List every line of the records that contains the string "swatch", copying each line in full. Only case-sensitive matches count.

### RECORDS FOR THIS EXERCISE

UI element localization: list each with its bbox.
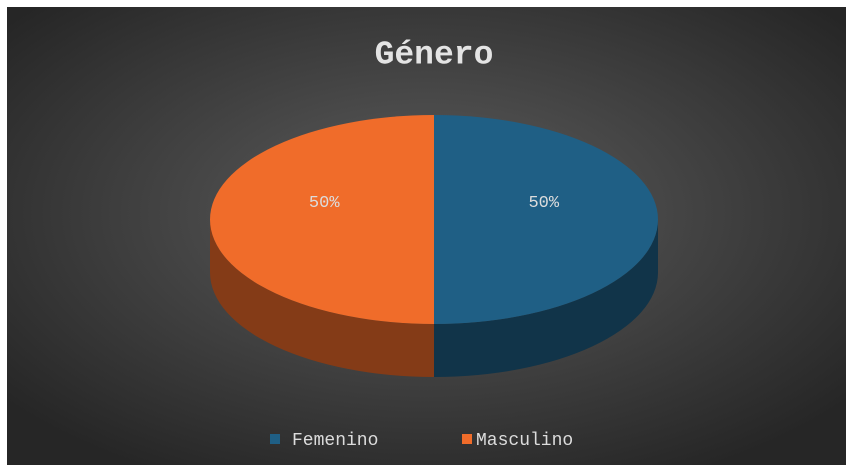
pie-side xyxy=(210,219,434,377)
pie-slice xyxy=(210,115,434,324)
data-label: 50% xyxy=(528,194,559,213)
legend-label: Masculino xyxy=(476,431,573,451)
legend-label: Femenino xyxy=(292,431,378,451)
data-label: 50% xyxy=(309,194,340,213)
legend-swatch xyxy=(462,434,472,444)
pie-slice xyxy=(434,115,658,324)
chart-title: Género xyxy=(375,37,494,74)
legend-swatch xyxy=(270,434,280,444)
pie-side xyxy=(434,219,658,377)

######

OUTPUT -
legend-swatch xyxy=(462,434,472,444)
legend-swatch xyxy=(270,434,280,444)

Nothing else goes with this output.